(Entries from a dataset)
※ ※ ※
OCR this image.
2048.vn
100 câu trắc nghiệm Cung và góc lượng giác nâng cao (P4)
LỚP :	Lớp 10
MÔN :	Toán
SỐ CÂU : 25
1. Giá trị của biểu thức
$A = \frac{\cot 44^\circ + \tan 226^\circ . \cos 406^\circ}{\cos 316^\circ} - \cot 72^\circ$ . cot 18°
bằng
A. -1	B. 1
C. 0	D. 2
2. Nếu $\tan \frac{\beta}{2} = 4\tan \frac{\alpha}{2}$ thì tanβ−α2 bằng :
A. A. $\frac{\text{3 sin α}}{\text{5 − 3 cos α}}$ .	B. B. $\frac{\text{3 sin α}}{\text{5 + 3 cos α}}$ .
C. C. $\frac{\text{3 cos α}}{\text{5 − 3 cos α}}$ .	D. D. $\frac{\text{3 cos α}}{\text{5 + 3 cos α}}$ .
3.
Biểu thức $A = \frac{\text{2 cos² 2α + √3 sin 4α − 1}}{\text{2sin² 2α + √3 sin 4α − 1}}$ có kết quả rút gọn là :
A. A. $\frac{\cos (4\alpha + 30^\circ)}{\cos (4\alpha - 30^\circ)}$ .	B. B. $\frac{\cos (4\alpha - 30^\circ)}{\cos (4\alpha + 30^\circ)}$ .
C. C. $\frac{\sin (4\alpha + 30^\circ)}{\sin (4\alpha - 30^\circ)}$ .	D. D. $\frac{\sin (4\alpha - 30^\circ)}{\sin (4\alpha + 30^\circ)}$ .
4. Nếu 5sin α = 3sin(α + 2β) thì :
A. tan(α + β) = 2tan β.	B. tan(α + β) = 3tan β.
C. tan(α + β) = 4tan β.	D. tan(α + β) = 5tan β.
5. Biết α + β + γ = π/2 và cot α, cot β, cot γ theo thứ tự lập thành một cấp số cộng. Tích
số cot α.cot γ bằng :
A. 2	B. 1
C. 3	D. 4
※ ※ ※
__Exercise__
Lines that hold "bằng" are the ones to copy; find all of them.

__Exercise response__
bằng
2. Nếu $\tan \frac{\beta}{2} = 4\tan \frac{\alpha}{2}$ thì tanβ−α2 bằng :
số cot α.cot γ bằng :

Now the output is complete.